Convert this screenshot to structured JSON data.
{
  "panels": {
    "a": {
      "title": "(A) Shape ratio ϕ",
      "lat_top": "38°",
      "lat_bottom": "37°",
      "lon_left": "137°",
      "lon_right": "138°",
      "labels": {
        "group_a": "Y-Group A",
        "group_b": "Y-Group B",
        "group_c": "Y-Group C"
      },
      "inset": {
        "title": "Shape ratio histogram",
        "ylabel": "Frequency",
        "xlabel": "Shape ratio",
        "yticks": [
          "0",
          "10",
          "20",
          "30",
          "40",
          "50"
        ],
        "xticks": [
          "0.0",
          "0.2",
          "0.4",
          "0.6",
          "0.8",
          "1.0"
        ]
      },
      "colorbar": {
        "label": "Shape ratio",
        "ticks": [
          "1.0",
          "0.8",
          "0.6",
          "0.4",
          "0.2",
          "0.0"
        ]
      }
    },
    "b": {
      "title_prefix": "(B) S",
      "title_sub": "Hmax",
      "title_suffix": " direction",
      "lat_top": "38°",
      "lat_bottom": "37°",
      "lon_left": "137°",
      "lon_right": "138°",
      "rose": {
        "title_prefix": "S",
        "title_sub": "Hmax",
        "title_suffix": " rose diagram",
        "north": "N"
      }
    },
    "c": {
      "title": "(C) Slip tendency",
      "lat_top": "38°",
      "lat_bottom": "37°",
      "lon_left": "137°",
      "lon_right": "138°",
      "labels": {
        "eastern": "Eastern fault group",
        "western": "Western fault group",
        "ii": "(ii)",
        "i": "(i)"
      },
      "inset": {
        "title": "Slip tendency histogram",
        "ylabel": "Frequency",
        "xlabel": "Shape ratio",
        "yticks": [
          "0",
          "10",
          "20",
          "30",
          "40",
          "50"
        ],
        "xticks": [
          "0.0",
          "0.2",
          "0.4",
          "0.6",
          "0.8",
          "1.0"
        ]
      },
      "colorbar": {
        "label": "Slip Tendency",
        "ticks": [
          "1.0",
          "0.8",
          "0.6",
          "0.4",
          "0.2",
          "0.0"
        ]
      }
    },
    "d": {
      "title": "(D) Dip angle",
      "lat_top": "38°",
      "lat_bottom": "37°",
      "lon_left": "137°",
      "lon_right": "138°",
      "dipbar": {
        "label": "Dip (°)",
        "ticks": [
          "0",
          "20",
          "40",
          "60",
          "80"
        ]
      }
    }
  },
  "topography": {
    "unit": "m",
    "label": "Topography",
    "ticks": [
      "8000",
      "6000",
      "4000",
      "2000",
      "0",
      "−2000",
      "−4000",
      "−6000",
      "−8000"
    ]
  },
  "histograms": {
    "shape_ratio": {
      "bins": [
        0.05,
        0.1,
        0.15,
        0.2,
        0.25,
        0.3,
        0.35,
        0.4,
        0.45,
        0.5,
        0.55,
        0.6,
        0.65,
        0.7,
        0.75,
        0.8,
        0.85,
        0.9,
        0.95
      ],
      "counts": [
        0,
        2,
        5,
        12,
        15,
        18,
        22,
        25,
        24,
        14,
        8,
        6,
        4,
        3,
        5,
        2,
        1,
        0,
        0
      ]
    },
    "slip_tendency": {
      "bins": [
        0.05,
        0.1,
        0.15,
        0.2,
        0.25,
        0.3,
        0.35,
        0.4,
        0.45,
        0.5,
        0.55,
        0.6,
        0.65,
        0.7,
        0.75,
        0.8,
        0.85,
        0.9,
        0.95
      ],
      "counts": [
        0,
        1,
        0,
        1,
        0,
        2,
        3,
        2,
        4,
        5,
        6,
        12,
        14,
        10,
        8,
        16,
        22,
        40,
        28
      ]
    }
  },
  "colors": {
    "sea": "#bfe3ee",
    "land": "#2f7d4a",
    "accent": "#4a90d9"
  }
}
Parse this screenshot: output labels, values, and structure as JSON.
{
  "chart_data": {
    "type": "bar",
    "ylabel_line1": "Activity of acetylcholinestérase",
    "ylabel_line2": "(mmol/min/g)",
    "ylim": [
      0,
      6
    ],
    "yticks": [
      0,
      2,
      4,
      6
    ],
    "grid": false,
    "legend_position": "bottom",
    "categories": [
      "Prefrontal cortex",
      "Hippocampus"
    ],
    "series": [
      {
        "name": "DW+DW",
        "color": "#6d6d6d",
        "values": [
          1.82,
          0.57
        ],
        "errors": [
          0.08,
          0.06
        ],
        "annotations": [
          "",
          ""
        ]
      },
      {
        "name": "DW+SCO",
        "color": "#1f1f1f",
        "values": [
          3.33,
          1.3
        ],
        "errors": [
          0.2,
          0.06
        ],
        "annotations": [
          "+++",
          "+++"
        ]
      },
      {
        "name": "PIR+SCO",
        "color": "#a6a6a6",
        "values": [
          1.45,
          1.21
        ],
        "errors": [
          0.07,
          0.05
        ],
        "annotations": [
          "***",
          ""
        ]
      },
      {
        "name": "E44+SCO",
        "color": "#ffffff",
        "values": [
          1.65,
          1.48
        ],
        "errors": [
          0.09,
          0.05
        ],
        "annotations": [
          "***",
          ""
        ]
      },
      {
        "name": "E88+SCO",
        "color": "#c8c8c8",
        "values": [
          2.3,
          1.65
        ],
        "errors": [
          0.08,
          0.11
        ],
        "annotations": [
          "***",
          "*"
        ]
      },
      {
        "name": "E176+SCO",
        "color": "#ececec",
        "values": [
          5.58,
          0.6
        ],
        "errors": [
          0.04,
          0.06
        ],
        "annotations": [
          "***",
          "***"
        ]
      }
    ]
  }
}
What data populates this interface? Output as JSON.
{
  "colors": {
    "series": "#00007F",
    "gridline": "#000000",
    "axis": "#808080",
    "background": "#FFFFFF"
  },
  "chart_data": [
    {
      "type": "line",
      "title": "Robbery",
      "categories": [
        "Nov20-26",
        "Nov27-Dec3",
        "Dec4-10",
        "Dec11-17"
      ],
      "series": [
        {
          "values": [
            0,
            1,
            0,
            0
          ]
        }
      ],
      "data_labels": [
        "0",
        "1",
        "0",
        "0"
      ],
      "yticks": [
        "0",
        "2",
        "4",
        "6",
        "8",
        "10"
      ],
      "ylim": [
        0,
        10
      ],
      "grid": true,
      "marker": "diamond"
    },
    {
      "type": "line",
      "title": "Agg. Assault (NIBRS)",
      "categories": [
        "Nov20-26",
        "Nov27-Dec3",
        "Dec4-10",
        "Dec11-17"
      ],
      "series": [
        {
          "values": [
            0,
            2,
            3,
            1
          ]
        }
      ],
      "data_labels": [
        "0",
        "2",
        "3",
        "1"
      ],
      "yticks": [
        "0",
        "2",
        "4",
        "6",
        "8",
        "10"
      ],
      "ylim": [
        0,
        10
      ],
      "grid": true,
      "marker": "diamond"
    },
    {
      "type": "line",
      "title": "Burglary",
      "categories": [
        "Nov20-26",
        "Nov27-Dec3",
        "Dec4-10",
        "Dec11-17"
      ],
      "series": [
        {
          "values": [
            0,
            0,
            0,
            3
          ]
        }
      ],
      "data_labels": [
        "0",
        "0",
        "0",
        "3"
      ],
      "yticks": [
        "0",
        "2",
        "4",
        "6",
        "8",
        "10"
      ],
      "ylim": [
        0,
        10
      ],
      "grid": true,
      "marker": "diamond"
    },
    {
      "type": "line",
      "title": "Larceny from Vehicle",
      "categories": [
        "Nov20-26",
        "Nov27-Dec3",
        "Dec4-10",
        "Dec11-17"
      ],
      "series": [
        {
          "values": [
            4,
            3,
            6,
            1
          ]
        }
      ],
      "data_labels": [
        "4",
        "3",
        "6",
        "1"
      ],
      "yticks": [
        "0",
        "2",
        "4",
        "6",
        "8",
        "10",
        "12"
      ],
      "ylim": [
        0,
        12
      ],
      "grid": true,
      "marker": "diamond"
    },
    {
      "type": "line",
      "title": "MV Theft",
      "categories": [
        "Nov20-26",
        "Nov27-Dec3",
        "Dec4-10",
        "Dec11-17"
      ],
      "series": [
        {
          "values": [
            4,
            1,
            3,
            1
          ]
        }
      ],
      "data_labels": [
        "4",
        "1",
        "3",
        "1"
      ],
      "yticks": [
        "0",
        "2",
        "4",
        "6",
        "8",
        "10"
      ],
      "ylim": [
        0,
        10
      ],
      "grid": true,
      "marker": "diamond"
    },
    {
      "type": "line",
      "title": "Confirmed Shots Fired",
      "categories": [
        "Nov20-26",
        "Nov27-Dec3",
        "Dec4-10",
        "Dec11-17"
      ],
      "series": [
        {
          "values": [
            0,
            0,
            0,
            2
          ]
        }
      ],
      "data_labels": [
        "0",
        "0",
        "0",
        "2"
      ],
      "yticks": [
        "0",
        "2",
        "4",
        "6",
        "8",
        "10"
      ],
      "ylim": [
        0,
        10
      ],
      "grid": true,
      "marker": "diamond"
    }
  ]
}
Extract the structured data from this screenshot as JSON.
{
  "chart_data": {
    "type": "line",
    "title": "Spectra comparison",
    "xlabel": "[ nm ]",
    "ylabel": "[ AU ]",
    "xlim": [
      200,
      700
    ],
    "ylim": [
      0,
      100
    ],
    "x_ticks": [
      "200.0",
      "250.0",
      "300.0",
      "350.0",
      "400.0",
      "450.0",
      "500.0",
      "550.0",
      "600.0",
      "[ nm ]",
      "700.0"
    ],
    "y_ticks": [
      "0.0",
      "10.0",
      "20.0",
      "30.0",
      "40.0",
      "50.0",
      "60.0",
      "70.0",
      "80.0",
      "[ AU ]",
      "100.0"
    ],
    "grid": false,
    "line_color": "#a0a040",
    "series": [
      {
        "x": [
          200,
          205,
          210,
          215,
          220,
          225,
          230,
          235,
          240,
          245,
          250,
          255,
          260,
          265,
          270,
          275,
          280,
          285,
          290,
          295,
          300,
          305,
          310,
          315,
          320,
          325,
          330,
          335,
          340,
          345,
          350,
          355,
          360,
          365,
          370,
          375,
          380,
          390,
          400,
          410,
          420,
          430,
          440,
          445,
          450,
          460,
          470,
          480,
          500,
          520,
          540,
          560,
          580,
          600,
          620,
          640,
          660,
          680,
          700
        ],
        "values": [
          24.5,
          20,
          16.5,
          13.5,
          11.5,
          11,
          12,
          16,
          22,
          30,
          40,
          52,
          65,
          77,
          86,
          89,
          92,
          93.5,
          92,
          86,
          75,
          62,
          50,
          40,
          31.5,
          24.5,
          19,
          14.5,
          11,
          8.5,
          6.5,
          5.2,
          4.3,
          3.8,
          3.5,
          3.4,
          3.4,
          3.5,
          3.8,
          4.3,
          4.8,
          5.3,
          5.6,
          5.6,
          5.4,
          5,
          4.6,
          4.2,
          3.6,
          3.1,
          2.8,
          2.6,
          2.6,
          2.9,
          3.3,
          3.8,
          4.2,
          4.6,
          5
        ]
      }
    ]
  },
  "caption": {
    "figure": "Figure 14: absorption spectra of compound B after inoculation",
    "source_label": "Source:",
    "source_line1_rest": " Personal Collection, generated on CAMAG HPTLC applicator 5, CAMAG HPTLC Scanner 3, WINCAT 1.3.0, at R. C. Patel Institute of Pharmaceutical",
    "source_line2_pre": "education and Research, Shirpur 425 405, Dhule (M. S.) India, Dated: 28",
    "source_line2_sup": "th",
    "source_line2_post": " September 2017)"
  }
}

***

WHAT THE TASK ASKS:
Write down every line of the data above that includes the string "structured".

TASK OUTPUT:
Convert this screenshot to structured JSON data.
Extract the structured data from this screenshot as JSON.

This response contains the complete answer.